[BEGIN Entries]

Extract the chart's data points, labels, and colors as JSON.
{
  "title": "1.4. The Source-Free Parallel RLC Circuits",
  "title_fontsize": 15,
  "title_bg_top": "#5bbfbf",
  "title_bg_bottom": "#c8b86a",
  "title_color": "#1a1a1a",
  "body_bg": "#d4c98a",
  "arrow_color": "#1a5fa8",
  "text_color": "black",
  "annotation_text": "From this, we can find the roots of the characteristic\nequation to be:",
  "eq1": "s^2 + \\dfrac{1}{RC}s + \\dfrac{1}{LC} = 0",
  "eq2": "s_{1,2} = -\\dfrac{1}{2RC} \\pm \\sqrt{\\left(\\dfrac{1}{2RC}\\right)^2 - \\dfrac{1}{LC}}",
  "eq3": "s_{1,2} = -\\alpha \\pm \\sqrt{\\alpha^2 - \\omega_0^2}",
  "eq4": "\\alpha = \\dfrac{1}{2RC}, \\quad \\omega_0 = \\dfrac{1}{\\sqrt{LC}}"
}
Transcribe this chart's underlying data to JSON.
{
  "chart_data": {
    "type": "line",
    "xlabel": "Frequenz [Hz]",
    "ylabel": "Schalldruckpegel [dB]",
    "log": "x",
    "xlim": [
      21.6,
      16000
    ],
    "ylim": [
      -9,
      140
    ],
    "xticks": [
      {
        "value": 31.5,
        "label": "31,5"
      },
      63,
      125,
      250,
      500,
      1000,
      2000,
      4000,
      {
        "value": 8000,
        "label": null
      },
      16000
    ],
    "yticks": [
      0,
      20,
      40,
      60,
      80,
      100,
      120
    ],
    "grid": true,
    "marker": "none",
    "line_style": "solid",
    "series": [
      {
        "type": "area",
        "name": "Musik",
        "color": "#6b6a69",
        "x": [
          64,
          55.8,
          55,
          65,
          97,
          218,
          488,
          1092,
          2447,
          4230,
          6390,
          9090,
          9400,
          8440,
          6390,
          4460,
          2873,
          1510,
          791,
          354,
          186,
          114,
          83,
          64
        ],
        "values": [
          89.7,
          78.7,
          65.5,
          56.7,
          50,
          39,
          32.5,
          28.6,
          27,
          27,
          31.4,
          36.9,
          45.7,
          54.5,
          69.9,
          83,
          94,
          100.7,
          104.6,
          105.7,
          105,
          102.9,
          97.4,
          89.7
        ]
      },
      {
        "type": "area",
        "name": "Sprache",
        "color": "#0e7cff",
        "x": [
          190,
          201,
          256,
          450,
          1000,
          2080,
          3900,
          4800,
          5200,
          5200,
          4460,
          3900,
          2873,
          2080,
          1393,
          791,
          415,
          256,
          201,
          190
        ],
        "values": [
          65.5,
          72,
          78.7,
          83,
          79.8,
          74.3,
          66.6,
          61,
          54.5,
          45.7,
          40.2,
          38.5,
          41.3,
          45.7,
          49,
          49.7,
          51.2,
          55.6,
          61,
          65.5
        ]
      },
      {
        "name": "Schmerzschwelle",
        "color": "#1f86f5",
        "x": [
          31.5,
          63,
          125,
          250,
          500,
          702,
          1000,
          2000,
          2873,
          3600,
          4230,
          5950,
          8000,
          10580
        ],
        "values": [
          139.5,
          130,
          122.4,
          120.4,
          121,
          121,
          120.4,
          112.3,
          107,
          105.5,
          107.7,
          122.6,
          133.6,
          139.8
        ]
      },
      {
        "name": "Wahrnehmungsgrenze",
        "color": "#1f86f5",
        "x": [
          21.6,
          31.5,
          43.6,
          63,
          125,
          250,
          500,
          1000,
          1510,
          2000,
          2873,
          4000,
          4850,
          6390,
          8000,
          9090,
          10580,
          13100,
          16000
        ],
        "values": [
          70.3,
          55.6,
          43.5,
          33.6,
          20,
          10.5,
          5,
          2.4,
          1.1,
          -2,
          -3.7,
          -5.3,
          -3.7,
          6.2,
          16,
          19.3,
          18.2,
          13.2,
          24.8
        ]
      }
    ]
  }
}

[END Entries]

§ **Task description**
Without leaving anything out, give the entries again exactly.

§ **Response below**
Extract the chart's data points, labels, and colors as JSON.
{
  "title": "1.4. The Source-Free Parallel RLC Circuits",
  "title_fontsize": 15,
  "title_bg_top": "#5bbfbf",
  "title_bg_bottom": "#c8b86a",
  "title_color": "#1a1a1a",
  "body_bg": "#d4c98a",
  "arrow_color": "#1a5fa8",
  "text_color": "black",
  "annotation_text": "From this, we can find the roots of the characteristic\nequation to be:",
  "eq1": "s^2 + \\dfrac{1}{RC}s + \\dfrac{1}{LC} = 0",
  "eq2": "s_{1,2} = -\\dfrac{1}{2RC} \\pm \\sqrt{\\left(\\dfrac{1}{2RC}\\right)^2 - \\dfrac{1}{LC}}",
  "eq3": "s_{1,2} = -\\alpha \\pm \\sqrt{\\alpha^2 - \\omega_0^2}",
  "eq4": "\\alpha = \\dfrac{1}{2RC}, \\quad \\omega_0 = \\dfrac{1}{\\sqrt{LC}}"
}
Transcribe this chart's underlying data to JSON.
{
  "chart_data": {
    "type": "line",
    "xlabel": "Frequenz [Hz]",
    "ylabel": "Schalldruckpegel [dB]",
    "log": "x",
    "xlim": [
      21.6,
      16000
    ],
    "ylim": [
      -9,
      140
    ],
    "xticks": [
      {
        "value": 31.5,
        "label": "31,5"
      },
      63,
      125,
      250,
      500,
      1000,
      2000,
      4000,
      {
        "value": 8000,
        "label": null
      },
      16000
    ],
    "yticks": [
      0,
      20,
      40,
      60,
      80,
      100,
      120
    ],
    "grid": true,
    "marker": "none",
    "line_style": "solid",
    "series": [
      {
        "type": "area",
        "name": "Musik",
        "color": "#6b6a69",
        "x": [
          64,
          55.8,
          55,
          65,
          97,
          218,
          488,
          1092,
          2447,
          4230,
          6390,
          9090,
          9400,
          8440,
          6390,
          4460,
          2873,
          1510,
          791,
          354,
          186,
          114,
          83,
          64
        ],
        "values": [
          89.7,
          78.7,
          65.5,
          56.7,
          50,
          39,
          32.5,
          28.6,
          27,
          27,
          31.4,
          36.9,
          45.7,
          54.5,
          69.9,
          83,
          94,
          100.7,
          104.6,
          105.7,
          105,
          102.9,
          97.4,
          89.7
        ]
      },
      {
        "type": "area",
        "name": "Sprache",
        "color": "#0e7cff",
        "x": [
          190,
          201,
          256,
          450,
          1000,
          2080,
          3900,
          4800,
          5200,
          5200,
          4460,
          3900,
          2873,
          2080,
          1393,
          791,
          415,
          256,
          201,
          190
        ],
        "values": [
          65.5,
          72,
          78.7,
          83,
          79.8,
          74.3,
          66.6,
          61,
          54.5,
          45.7,
          40.2,
          38.5,
          41.3,
          45.7,
          49,
          49.7,
          51.2,
          55.6,
          61,
          65.5
        ]
      },
      {
        "name": "Schmerzschwelle",
        "color": "#1f86f5",
        "x": [
          31.5,
          63,
          125,
          250,
          500,
          702,
          1000,
          2000,
          2873,
          3600,
          4230,
          5950,
          8000,
          10580
        ],
        "values": [
          139.5,
          130,
          122.4,
          120.4,
          121,
          121,
          120.4,
          112.3,
          107,
          105.5,
          107.7,
          122.6,
          133.6,
          139.8
        ]
      },
      {
        "name": "Wahrnehmungsgrenze",
        "color": "#1f86f5",
        "x": [
          21.6,
          31.5,
          43.6,
          63,
          125,
          250,
          500,
          1000,
          1510,
          2000,
          2873,
          4000,
          4850,
          6390,
          8000,
          9090,
          10580,
          13100,
          16000
        ],
        "values": [
          70.3,
          55.6,
          43.5,
          33.6,
          20,
          10.5,
          5,
          2.4,
          1.1,
          -2,
          -3.7,
          -5.3,
          -3.7,
          6.2,
          16,
          19.3,
          18.2,
          13.2,
          24.8
        ]
      }
    ]
  }
}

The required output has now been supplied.